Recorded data
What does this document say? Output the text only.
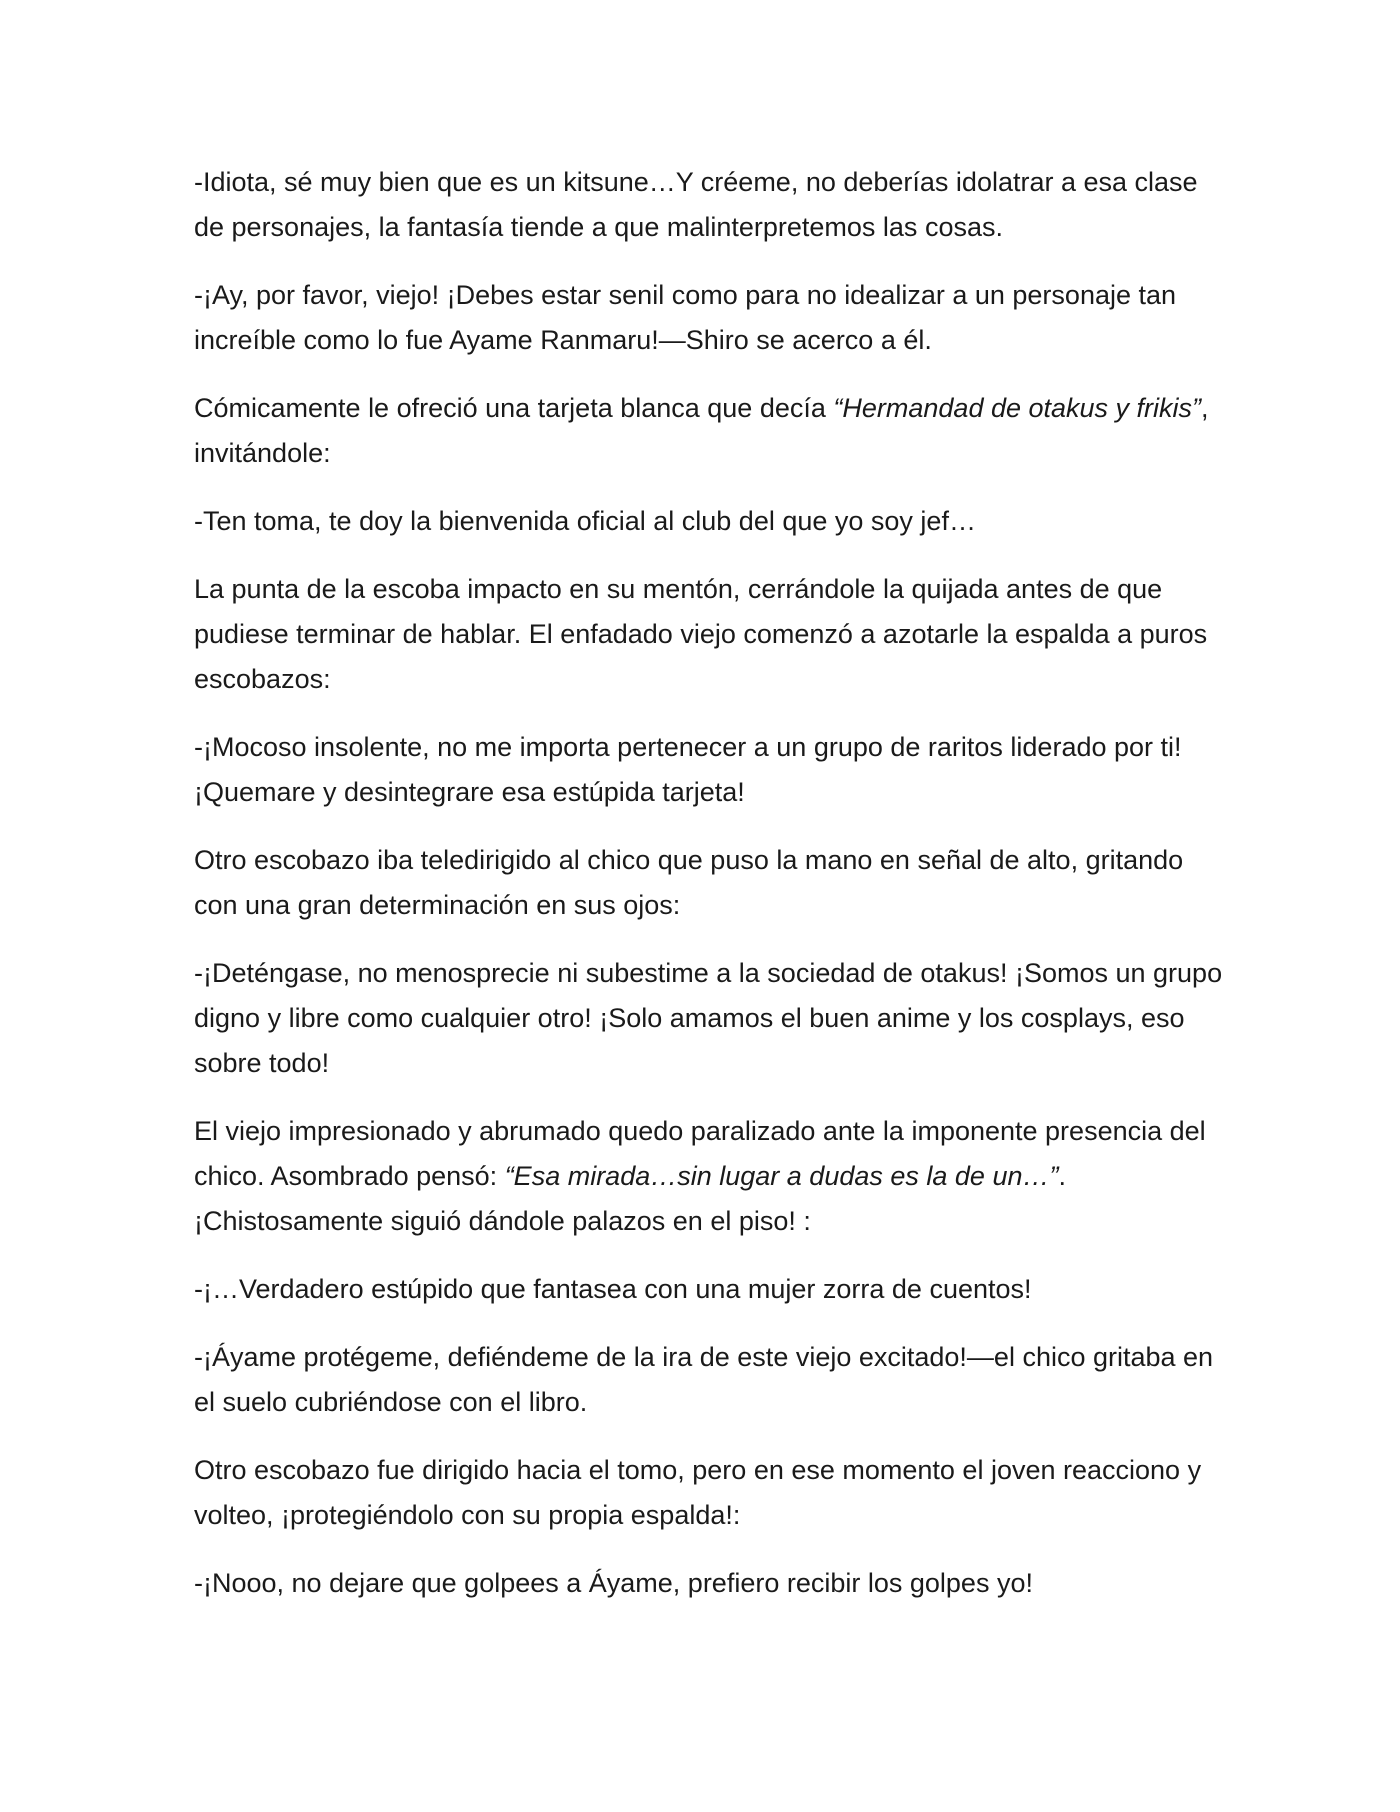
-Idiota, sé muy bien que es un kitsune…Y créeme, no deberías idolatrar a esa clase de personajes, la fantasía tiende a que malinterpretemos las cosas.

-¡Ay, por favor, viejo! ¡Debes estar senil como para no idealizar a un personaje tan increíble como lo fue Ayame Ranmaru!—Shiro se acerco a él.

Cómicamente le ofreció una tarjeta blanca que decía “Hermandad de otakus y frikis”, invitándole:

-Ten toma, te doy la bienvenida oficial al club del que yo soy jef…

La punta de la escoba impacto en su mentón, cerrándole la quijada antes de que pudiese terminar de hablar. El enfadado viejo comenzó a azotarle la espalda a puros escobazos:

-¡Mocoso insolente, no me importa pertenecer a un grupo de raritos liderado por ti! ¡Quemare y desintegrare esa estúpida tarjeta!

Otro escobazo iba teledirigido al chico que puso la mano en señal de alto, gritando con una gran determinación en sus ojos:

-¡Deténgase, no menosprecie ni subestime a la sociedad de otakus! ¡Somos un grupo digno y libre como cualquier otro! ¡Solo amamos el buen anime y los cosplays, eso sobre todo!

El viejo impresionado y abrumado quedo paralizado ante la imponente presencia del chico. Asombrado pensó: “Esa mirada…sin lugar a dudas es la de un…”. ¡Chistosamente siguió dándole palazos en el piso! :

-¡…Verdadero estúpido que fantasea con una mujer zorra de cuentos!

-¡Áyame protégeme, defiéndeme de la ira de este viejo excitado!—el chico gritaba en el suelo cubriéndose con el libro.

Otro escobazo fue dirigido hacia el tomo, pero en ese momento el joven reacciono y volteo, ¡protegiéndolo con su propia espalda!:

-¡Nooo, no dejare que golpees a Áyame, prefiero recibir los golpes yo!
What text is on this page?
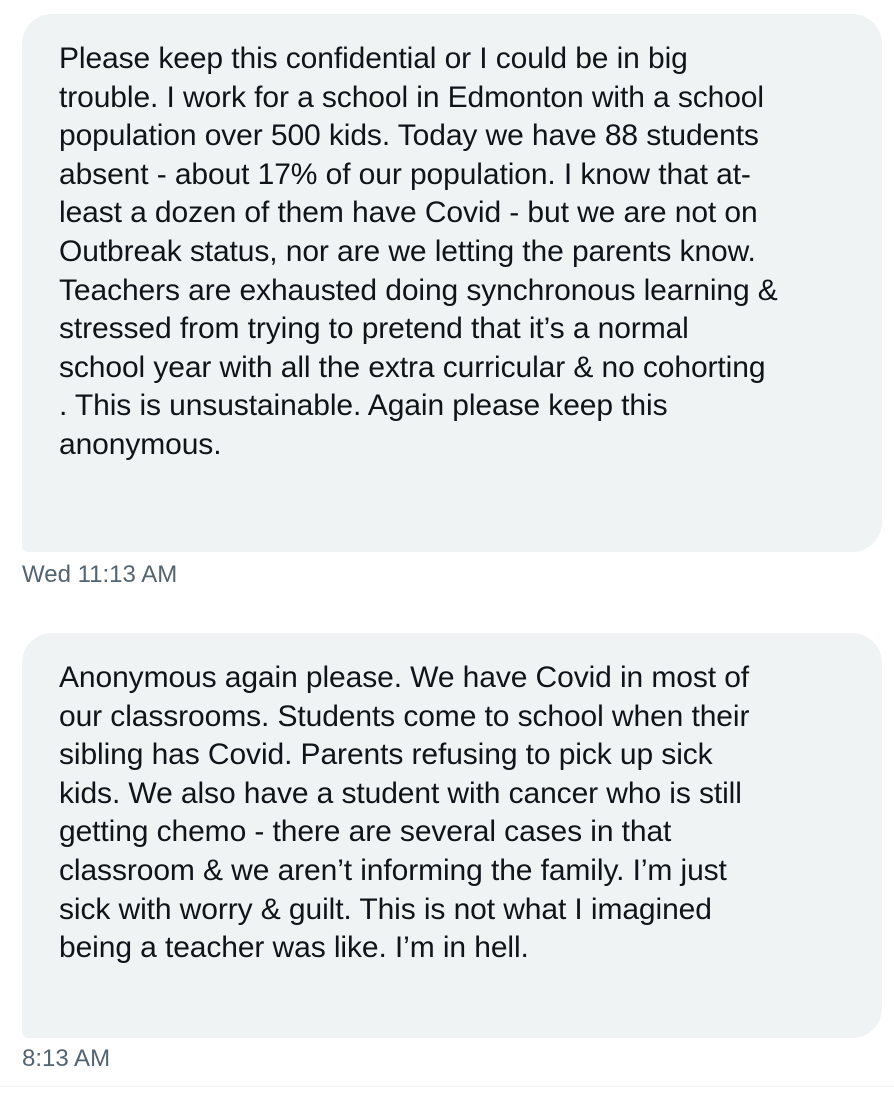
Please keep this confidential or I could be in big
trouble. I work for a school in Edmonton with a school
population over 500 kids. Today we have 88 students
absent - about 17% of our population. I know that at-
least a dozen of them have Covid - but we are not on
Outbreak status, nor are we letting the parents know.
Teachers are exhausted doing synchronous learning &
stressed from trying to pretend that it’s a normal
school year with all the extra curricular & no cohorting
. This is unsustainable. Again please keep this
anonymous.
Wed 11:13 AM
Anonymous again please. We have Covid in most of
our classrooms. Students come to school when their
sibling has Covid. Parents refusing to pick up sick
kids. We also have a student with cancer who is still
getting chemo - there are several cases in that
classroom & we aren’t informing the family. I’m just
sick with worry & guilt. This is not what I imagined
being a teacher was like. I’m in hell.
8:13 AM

◆ WRITTEN INSTRUCTION:
Where a line above includes "with", copy that line.

◆ THE OUTPUT:
trouble. I work for a school in Edmonton with a school
school year with all the extra curricular & no cohorting
kids. We also have a student with cancer who is still
sick with worry & guilt. This is not what I imagined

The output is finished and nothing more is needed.